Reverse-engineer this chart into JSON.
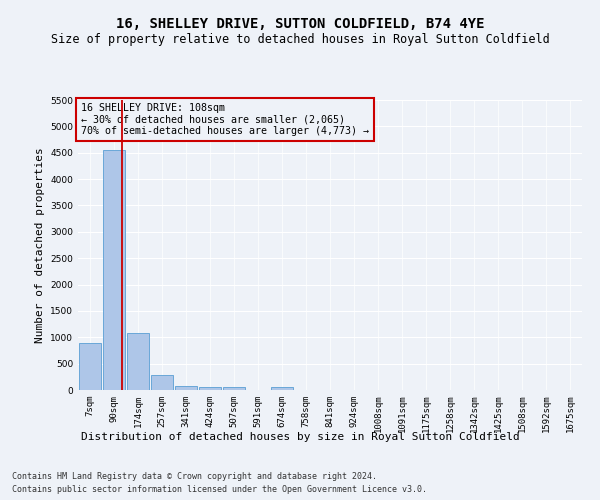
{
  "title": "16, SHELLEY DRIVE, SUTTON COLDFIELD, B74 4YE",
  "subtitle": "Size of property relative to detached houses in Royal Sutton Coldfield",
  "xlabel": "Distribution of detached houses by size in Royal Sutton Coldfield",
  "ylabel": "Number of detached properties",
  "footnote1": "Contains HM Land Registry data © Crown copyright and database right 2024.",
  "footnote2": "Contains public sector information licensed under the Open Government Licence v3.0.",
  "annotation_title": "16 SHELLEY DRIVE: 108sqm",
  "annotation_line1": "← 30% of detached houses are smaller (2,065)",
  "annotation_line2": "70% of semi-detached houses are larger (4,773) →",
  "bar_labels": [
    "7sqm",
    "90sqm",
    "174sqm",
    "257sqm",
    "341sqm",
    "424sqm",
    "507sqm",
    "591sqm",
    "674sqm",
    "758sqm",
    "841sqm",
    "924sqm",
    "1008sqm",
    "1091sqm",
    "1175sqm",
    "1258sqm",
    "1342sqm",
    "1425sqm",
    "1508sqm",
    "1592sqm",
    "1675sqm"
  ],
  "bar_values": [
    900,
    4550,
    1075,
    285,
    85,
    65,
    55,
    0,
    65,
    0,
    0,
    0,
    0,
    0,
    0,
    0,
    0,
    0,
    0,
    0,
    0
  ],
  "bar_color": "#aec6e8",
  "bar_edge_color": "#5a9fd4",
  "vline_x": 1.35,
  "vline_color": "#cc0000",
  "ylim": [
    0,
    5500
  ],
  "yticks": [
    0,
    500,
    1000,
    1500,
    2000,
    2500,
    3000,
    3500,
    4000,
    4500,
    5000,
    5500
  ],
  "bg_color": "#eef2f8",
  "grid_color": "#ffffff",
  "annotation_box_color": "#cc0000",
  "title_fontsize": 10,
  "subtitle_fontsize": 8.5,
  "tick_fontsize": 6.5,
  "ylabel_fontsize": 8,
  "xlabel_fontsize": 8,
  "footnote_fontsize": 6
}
* * *
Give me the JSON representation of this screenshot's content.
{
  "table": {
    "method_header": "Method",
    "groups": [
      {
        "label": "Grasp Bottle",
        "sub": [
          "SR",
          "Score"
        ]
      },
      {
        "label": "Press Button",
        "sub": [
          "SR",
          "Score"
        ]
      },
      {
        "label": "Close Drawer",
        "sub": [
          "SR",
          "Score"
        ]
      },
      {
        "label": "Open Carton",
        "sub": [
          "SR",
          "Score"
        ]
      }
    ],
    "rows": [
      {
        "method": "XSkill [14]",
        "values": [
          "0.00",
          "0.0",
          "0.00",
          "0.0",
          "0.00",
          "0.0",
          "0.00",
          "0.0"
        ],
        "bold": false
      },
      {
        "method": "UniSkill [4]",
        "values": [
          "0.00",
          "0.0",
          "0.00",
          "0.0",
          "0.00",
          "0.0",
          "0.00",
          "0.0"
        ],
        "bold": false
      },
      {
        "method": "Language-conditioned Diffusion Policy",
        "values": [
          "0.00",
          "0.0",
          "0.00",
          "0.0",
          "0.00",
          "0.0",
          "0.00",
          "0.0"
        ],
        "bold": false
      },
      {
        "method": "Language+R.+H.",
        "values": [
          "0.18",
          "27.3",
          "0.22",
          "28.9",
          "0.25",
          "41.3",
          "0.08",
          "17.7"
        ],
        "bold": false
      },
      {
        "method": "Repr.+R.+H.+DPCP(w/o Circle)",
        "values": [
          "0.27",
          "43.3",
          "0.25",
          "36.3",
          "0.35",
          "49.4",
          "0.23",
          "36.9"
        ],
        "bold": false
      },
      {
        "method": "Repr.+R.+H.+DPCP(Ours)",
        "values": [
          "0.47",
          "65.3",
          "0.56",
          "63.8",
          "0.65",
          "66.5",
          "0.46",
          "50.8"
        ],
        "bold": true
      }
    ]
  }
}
...
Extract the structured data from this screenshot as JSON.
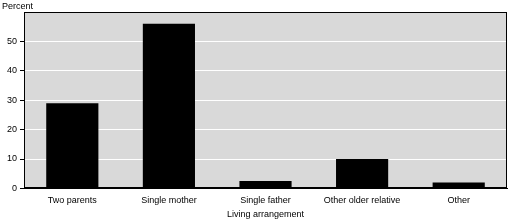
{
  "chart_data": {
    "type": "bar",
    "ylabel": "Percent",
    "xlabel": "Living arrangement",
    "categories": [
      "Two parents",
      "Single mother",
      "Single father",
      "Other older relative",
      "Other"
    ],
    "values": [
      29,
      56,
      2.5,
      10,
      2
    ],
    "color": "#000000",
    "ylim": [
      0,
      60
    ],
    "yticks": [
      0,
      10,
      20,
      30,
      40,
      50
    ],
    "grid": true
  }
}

WHAT IS BEING ASKED: Copy each line in the data that holds the word "relative".

RESULT FOR THIS TASK:
  "subtitle": "Size of property relative to detached houses in Royal Sutton Coldfield",
      "Other older relative",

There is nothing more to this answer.